----- Task data -----
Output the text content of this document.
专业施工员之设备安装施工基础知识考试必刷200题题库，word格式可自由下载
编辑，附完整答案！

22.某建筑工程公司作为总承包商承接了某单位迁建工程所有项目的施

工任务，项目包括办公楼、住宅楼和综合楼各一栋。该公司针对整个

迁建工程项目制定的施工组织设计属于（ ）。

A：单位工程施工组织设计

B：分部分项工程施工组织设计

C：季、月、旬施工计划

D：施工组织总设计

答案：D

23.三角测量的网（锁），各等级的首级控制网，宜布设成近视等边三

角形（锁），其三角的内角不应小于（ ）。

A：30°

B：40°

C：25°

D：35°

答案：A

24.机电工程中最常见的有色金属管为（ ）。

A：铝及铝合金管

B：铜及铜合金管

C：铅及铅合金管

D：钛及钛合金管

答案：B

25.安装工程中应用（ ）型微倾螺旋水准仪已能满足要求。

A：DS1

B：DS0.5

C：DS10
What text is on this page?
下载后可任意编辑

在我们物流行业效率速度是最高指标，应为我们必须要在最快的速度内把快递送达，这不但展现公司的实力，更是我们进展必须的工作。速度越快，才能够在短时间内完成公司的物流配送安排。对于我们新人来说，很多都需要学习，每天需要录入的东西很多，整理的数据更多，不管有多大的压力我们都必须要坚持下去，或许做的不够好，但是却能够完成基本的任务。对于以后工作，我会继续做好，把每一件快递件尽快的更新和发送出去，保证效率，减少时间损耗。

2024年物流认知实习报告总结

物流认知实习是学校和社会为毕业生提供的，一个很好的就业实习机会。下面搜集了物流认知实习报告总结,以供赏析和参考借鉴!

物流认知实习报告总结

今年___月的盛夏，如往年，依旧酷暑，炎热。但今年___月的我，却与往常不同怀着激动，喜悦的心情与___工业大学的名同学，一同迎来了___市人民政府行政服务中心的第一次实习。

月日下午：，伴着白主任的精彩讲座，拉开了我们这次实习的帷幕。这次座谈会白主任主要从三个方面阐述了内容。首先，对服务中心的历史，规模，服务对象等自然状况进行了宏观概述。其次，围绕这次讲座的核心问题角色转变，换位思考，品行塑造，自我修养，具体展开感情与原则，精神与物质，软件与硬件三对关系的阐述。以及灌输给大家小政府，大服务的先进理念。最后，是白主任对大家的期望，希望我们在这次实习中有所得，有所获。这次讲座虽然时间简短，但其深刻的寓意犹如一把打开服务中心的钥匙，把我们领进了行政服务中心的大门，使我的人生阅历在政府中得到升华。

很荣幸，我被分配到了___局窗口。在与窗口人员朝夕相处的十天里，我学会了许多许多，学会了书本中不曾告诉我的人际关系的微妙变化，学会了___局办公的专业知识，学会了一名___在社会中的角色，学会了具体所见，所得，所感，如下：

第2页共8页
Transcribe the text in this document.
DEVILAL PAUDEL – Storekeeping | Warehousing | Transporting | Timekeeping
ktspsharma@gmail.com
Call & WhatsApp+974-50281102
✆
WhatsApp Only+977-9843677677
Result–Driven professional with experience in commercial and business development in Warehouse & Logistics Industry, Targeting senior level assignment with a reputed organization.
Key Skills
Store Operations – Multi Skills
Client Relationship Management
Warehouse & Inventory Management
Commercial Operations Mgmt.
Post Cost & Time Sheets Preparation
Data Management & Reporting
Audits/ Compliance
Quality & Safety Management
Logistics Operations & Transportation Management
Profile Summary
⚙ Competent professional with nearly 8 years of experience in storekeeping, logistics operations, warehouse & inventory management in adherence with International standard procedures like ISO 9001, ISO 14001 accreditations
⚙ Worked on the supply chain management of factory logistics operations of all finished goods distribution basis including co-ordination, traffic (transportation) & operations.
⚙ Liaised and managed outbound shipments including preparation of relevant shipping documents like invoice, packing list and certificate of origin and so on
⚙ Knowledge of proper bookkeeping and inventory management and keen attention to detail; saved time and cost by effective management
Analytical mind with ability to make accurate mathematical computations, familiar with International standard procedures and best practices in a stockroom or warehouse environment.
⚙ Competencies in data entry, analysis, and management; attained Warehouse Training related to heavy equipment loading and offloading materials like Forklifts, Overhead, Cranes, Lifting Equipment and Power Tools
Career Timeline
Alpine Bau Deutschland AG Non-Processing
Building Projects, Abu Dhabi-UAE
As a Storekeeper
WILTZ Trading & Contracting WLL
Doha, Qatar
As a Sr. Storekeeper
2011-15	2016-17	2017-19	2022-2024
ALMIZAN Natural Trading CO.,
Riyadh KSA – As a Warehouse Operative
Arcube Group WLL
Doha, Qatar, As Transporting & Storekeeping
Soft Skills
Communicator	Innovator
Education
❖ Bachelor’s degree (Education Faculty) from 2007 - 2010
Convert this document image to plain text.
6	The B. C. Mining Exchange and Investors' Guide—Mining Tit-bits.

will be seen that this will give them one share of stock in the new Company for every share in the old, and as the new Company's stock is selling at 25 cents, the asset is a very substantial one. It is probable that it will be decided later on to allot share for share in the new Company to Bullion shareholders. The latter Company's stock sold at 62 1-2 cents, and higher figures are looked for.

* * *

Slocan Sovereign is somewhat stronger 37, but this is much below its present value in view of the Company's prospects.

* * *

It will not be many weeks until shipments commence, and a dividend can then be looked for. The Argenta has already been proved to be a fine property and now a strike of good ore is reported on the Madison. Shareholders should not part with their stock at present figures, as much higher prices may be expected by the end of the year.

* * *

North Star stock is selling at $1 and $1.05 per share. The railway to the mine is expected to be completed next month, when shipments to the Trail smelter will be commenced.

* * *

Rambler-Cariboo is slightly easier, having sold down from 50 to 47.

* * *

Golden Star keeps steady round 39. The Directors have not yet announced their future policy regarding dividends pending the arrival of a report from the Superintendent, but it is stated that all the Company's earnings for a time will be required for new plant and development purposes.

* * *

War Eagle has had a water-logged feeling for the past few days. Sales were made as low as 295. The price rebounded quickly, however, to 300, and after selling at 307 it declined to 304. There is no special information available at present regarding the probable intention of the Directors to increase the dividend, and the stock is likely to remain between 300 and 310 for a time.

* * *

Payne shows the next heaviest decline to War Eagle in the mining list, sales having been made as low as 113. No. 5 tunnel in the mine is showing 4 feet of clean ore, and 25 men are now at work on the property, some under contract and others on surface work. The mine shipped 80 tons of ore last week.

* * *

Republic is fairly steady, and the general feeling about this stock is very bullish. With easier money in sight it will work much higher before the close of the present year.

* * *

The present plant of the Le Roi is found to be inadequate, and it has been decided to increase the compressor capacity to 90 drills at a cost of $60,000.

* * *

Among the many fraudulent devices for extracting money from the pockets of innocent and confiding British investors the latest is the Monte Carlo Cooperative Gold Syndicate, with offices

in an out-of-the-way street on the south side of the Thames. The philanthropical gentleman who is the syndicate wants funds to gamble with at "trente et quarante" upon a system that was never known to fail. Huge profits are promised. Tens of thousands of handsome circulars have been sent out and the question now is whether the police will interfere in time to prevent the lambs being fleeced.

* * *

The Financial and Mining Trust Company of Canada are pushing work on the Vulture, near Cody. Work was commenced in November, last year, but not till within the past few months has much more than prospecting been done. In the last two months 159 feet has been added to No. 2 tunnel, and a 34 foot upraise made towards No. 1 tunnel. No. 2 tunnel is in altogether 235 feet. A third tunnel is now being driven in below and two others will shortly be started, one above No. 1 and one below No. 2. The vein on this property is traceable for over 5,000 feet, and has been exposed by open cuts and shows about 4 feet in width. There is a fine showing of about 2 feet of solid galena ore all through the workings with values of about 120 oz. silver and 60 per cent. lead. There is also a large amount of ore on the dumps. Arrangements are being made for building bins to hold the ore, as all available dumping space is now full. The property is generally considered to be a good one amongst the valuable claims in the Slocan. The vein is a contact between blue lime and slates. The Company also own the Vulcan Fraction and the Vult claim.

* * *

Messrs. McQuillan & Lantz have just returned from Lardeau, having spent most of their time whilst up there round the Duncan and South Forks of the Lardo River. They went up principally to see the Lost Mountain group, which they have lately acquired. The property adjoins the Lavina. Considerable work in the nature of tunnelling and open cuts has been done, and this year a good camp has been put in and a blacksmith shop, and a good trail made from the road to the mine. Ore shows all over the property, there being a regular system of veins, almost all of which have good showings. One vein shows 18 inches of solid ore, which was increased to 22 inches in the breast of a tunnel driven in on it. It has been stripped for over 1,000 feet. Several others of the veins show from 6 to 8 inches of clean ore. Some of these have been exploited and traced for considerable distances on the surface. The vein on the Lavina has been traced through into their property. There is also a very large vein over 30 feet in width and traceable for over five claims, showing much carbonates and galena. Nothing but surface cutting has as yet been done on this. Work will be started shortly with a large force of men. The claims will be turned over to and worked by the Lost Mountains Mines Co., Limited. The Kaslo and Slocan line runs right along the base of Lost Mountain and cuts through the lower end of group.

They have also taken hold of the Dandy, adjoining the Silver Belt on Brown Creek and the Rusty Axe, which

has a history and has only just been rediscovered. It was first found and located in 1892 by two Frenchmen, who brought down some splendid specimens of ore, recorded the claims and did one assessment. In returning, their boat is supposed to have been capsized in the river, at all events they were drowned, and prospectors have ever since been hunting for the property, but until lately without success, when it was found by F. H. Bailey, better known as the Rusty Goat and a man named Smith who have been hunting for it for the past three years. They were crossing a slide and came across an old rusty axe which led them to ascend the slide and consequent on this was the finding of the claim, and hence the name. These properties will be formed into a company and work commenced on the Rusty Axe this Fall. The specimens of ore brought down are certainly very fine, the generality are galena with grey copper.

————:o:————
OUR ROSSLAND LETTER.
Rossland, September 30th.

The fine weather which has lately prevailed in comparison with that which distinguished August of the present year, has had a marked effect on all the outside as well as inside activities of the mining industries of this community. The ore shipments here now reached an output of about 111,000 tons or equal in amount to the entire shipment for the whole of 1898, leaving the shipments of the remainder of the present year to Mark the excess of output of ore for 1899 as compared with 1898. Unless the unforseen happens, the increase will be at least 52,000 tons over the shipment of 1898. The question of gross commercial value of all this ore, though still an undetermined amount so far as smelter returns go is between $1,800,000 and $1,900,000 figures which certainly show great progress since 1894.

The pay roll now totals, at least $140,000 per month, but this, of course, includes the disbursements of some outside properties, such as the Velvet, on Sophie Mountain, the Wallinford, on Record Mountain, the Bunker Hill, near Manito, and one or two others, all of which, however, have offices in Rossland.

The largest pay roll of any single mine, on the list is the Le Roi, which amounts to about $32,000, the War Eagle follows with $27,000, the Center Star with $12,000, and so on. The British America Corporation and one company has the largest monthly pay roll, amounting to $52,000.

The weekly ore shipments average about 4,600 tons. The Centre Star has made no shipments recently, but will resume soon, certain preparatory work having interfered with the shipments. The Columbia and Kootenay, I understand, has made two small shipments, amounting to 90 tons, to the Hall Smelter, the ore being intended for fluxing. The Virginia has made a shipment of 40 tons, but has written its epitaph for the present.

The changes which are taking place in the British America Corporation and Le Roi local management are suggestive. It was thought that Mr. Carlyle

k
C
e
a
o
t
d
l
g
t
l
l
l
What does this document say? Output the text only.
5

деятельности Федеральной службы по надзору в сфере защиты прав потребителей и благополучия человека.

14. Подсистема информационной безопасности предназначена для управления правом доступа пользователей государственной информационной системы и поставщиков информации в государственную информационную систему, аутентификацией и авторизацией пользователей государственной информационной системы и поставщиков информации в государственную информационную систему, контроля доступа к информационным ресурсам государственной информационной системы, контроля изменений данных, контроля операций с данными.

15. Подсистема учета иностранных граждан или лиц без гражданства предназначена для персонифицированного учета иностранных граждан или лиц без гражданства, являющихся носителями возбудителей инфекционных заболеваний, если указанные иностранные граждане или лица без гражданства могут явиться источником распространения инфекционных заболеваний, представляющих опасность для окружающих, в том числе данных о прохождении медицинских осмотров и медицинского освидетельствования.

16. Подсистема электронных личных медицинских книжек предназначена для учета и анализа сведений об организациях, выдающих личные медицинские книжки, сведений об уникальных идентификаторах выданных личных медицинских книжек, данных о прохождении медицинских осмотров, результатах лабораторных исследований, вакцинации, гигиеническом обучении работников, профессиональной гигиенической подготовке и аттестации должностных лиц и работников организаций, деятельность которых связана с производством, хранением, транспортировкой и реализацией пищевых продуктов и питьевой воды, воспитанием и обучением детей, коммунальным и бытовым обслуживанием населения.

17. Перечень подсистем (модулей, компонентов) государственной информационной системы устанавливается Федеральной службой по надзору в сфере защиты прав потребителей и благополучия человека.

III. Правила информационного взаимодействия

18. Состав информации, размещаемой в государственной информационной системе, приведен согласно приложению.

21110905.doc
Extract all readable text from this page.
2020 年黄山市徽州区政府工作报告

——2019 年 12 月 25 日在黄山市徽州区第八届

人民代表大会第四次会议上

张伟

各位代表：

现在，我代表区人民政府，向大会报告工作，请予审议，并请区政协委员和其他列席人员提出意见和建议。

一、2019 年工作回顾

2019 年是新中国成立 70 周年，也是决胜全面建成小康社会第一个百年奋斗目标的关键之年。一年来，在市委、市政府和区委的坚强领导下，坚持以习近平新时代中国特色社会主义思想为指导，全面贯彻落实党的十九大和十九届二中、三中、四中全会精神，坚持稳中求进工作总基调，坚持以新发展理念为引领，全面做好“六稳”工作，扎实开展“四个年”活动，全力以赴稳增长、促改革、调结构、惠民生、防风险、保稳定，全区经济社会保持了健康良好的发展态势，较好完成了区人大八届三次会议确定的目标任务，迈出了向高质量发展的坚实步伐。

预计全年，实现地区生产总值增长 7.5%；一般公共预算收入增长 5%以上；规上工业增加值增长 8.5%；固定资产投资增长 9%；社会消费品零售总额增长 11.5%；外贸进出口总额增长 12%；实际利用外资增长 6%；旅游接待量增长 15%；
-----
Work to be completed
Search the listing for the word "Qatar". Copy every line in which it occurs.

Task output
Doha, Qatar
Doha, Qatar, As Transporting & Storekeeping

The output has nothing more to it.